Task prompt:
Repeat every line of the listing below exactly, minus the pictures.

Entries:
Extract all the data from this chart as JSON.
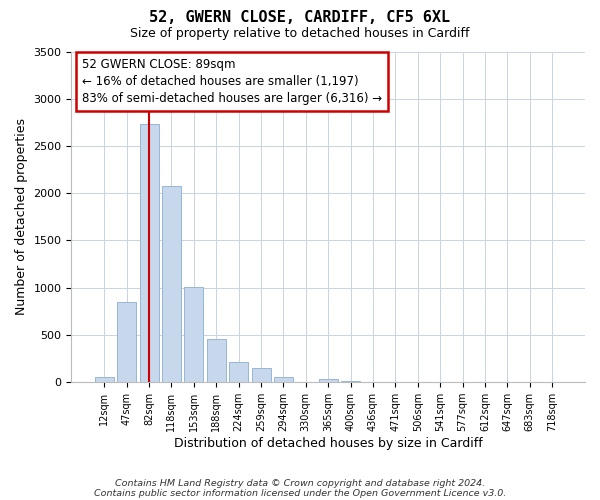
{
  "title": "52, GWERN CLOSE, CARDIFF, CF5 6XL",
  "subtitle": "Size of property relative to detached houses in Cardiff",
  "xlabel": "Distribution of detached houses by size in Cardiff",
  "ylabel": "Number of detached properties",
  "bar_color": "#c8d8ec",
  "bar_edgecolor": "#8aafd0",
  "vline_color": "#cc0000",
  "annotation_text": "52 GWERN CLOSE: 89sqm\n← 16% of detached houses are smaller (1,197)\n83% of semi-detached houses are larger (6,316) →",
  "categories": [
    "12sqm",
    "47sqm",
    "82sqm",
    "118sqm",
    "153sqm",
    "188sqm",
    "224sqm",
    "259sqm",
    "294sqm",
    "330sqm",
    "365sqm",
    "400sqm",
    "436sqm",
    "471sqm",
    "506sqm",
    "541sqm",
    "577sqm",
    "612sqm",
    "647sqm",
    "683sqm",
    "718sqm"
  ],
  "values": [
    55,
    850,
    2730,
    2080,
    1010,
    455,
    215,
    148,
    55,
    5,
    30,
    10,
    5,
    2,
    0,
    0,
    0,
    0,
    0,
    0,
    0
  ],
  "ylim": [
    0,
    3500
  ],
  "yticks": [
    0,
    500,
    1000,
    1500,
    2000,
    2500,
    3000,
    3500
  ],
  "footer1": "Contains HM Land Registry data © Crown copyright and database right 2024.",
  "footer2": "Contains public sector information licensed under the Open Government Licence v3.0.",
  "figsize": [
    6.0,
    5.0
  ],
  "dpi": 100
}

Solution to this exercise:
Extract all the data from this chart as JSON.
{
  "title": "52, GWERN CLOSE, CARDIFF, CF5 6XL",
  "subtitle": "Size of property relative to detached houses in Cardiff",
  "xlabel": "Distribution of detached houses by size in Cardiff",
  "ylabel": "Number of detached properties",
  "bar_color": "#c8d8ec",
  "bar_edgecolor": "#8aafd0",
  "vline_color": "#cc0000",
  "annotation_text": "52 GWERN CLOSE: 89sqm\n← 16% of detached houses are smaller (1,197)\n83% of semi-detached houses are larger (6,316) →",
  "categories": [
    "12sqm",
    "47sqm",
    "82sqm",
    "118sqm",
    "153sqm",
    "188sqm",
    "224sqm",
    "259sqm",
    "294sqm",
    "330sqm",
    "365sqm",
    "400sqm",
    "436sqm",
    "471sqm",
    "506sqm",
    "541sqm",
    "577sqm",
    "612sqm",
    "647sqm",
    "683sqm",
    "718sqm"
  ],
  "values": [
    55,
    850,
    2730,
    2080,
    1010,
    455,
    215,
    148,
    55,
    5,
    30,
    10,
    5,
    2,
    0,
    0,
    0,
    0,
    0,
    0,
    0
  ],
  "ylim": [
    0,
    3500
  ],
  "yticks": [
    0,
    500,
    1000,
    1500,
    2000,
    2500,
    3000,
    3500
  ],
  "footer1": "Contains HM Land Registry data © Crown copyright and database right 2024.",
  "footer2": "Contains public sector information licensed under the Open Government Licence v3.0.",
  "figsize": [
    6.0,
    5.0
  ],
  "dpi": 100
}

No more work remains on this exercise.